[START ITEMS]

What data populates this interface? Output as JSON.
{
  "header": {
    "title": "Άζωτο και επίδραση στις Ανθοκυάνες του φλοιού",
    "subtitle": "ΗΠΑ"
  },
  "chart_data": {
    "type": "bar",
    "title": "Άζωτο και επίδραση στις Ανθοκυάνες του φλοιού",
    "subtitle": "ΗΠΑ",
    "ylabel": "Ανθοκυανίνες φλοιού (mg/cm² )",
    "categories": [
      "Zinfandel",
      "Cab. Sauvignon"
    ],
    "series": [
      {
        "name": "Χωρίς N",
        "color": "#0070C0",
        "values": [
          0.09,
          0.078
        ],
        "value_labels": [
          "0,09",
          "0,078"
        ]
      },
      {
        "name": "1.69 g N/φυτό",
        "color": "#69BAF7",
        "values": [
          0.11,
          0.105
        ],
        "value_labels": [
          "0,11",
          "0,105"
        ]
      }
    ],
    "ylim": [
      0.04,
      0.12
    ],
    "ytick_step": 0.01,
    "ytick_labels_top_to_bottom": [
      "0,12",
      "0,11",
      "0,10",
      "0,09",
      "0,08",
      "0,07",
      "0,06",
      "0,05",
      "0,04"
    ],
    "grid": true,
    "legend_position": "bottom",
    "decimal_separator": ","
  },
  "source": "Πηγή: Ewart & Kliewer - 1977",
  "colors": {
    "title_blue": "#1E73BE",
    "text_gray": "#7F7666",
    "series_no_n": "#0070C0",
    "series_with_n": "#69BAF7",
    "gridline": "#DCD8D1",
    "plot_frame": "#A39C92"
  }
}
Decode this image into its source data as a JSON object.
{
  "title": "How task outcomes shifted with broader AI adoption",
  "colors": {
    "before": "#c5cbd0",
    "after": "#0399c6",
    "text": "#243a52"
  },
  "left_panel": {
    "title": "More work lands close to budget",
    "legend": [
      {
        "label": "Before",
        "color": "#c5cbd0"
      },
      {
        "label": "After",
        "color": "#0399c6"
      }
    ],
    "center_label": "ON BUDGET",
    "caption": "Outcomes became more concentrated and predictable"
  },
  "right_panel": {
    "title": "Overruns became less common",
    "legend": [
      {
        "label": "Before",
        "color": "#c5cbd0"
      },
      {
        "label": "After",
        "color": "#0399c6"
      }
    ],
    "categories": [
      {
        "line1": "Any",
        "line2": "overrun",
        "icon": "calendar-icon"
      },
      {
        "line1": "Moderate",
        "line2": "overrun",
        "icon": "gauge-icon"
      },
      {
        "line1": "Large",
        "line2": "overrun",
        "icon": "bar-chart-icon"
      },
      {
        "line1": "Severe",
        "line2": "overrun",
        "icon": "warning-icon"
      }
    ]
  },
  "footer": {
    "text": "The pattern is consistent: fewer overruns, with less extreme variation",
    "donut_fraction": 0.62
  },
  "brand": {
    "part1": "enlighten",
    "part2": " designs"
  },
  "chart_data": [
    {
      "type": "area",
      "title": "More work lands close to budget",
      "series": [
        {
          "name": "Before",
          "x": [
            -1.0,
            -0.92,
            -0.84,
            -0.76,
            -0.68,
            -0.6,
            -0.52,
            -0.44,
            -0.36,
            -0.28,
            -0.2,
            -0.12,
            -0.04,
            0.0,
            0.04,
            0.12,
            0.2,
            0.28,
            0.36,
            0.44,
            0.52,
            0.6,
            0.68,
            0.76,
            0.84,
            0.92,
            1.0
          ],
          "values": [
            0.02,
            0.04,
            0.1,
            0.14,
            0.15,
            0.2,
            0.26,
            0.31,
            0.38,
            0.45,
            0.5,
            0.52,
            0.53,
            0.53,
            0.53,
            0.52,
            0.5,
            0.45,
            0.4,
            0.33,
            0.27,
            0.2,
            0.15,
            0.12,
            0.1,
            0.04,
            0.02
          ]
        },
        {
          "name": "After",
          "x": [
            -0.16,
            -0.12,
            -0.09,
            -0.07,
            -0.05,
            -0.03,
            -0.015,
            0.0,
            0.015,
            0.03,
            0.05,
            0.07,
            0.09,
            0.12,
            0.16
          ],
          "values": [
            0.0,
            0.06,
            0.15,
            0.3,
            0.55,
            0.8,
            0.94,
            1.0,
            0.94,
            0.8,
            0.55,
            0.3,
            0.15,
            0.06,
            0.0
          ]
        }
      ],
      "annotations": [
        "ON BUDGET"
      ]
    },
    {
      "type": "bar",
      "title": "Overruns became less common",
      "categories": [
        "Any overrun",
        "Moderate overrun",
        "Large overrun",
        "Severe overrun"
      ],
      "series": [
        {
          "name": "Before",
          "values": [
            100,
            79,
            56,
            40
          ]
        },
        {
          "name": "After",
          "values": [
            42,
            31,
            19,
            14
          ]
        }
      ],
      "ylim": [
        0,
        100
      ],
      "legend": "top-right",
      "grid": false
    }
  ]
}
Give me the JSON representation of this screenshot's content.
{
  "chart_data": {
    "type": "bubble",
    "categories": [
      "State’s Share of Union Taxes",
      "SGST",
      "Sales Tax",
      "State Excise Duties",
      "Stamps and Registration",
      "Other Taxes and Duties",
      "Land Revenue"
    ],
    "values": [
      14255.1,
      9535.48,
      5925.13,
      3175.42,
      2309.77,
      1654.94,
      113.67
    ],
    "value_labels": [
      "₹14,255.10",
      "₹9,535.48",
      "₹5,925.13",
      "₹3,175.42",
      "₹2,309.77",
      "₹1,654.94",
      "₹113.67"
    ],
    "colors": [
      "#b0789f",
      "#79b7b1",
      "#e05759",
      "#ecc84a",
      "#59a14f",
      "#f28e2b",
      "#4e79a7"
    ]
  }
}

[END ITEMS]

Take the listing above and set it down exactly.

What data populates this interface? Output as JSON.
{
  "header": {
    "title": "Άζωτο και επίδραση στις Ανθοκυάνες του φλοιού",
    "subtitle": "ΗΠΑ"
  },
  "chart_data": {
    "type": "bar",
    "title": "Άζωτο και επίδραση στις Ανθοκυάνες του φλοιού",
    "subtitle": "ΗΠΑ",
    "ylabel": "Ανθοκυανίνες φλοιού (mg/cm² )",
    "categories": [
      "Zinfandel",
      "Cab. Sauvignon"
    ],
    "series": [
      {
        "name": "Χωρίς N",
        "color": "#0070C0",
        "values": [
          0.09,
          0.078
        ],
        "value_labels": [
          "0,09",
          "0,078"
        ]
      },
      {
        "name": "1.69 g N/φυτό",
        "color": "#69BAF7",
        "values": [
          0.11,
          0.105
        ],
        "value_labels": [
          "0,11",
          "0,105"
        ]
      }
    ],
    "ylim": [
      0.04,
      0.12
    ],
    "ytick_step": 0.01,
    "ytick_labels_top_to_bottom": [
      "0,12",
      "0,11",
      "0,10",
      "0,09",
      "0,08",
      "0,07",
      "0,06",
      "0,05",
      "0,04"
    ],
    "grid": true,
    "legend_position": "bottom",
    "decimal_separator": ","
  },
  "source": "Πηγή: Ewart & Kliewer - 1977",
  "colors": {
    "title_blue": "#1E73BE",
    "text_gray": "#7F7666",
    "series_no_n": "#0070C0",
    "series_with_n": "#69BAF7",
    "gridline": "#DCD8D1",
    "plot_frame": "#A39C92"
  }
}
Decode this image into its source data as a JSON object.
{
  "title": "How task outcomes shifted with broader AI adoption",
  "colors": {
    "before": "#c5cbd0",
    "after": "#0399c6",
    "text": "#243a52"
  },
  "left_panel": {
    "title": "More work lands close to budget",
    "legend": [
      {
        "label": "Before",
        "color": "#c5cbd0"
      },
      {
        "label": "After",
        "color": "#0399c6"
      }
    ],
    "center_label": "ON BUDGET",
    "caption": "Outcomes became more concentrated and predictable"
  },
  "right_panel": {
    "title": "Overruns became less common",
    "legend": [
      {
        "label": "Before",
        "color": "#c5cbd0"
      },
      {
        "label": "After",
        "color": "#0399c6"
      }
    ],
    "categories": [
      {
        "line1": "Any",
        "line2": "overrun",
        "icon": "calendar-icon"
      },
      {
        "line1": "Moderate",
        "line2": "overrun",
        "icon": "gauge-icon"
      },
      {
        "line1": "Large",
        "line2": "overrun",
        "icon": "bar-chart-icon"
      },
      {
        "line1": "Severe",
        "line2": "overrun",
        "icon": "warning-icon"
      }
    ]
  },
  "footer": {
    "text": "The pattern is consistent: fewer overruns, with less extreme variation",
    "donut_fraction": 0.62
  },
  "brand": {
    "part1": "enlighten",
    "part2": " designs"
  },
  "chart_data": [
    {
      "type": "area",
      "title": "More work lands close to budget",
      "series": [
        {
          "name": "Before",
          "x": [
            -1.0,
            -0.92,
            -0.84,
            -0.76,
            -0.68,
            -0.6,
            -0.52,
            -0.44,
            -0.36,
            -0.28,
            -0.2,
            -0.12,
            -0.04,
            0.0,
            0.04,
            0.12,
            0.2,
            0.28,
            0.36,
            0.44,
            0.52,
            0.6,
            0.68,
            0.76,
            0.84,
            0.92,
            1.0
          ],
          "values": [
            0.02,
            0.04,
            0.1,
            0.14,
            0.15,
            0.2,
            0.26,
            0.31,
            0.38,
            0.45,
            0.5,
            0.52,
            0.53,
            0.53,
            0.53,
            0.52,
            0.5,
            0.45,
            0.4,
            0.33,
            0.27,
            0.2,
            0.15,
            0.12,
            0.1,
            0.04,
            0.02
          ]
        },
        {
          "name": "After",
          "x": [
            -0.16,
            -0.12,
            -0.09,
            -0.07,
            -0.05,
            -0.03,
            -0.015,
            0.0,
            0.015,
            0.03,
            0.05,
            0.07,
            0.09,
            0.12,
            0.16
          ],
          "values": [
            0.0,
            0.06,
            0.15,
            0.3,
            0.55,
            0.8,
            0.94,
            1.0,
            0.94,
            0.8,
            0.55,
            0.3,
            0.15,
            0.06,
            0.0
          ]
        }
      ],
      "annotations": [
        "ON BUDGET"
      ]
    },
    {
      "type": "bar",
      "title": "Overruns became less common",
      "categories": [
        "Any overrun",
        "Moderate overrun",
        "Large overrun",
        "Severe overrun"
      ],
      "series": [
        {
          "name": "Before",
          "values": [
            100,
            79,
            56,
            40
          ]
        },
        {
          "name": "After",
          "values": [
            42,
            31,
            19,
            14
          ]
        }
      ],
      "ylim": [
        0,
        100
      ],
      "legend": "top-right",
      "grid": false
    }
  ]
}
Give me the JSON representation of this screenshot's content.
{
  "chart_data": {
    "type": "bubble",
    "categories": [
      "State’s Share of Union Taxes",
      "SGST",
      "Sales Tax",
      "State Excise Duties",
      "Stamps and Registration",
      "Other Taxes and Duties",
      "Land Revenue"
    ],
    "values": [
      14255.1,
      9535.48,
      5925.13,
      3175.42,
      2309.77,
      1654.94,
      113.67
    ],
    "value_labels": [
      "₹14,255.10",
      "₹9,535.48",
      "₹5,925.13",
      "₹3,175.42",
      "₹2,309.77",
      "₹1,654.94",
      "₹113.67"
    ],
    "colors": [
      "#b0789f",
      "#79b7b1",
      "#e05759",
      "#ecc84a",
      "#59a14f",
      "#f28e2b",
      "#4e79a7"
    ]
  }
}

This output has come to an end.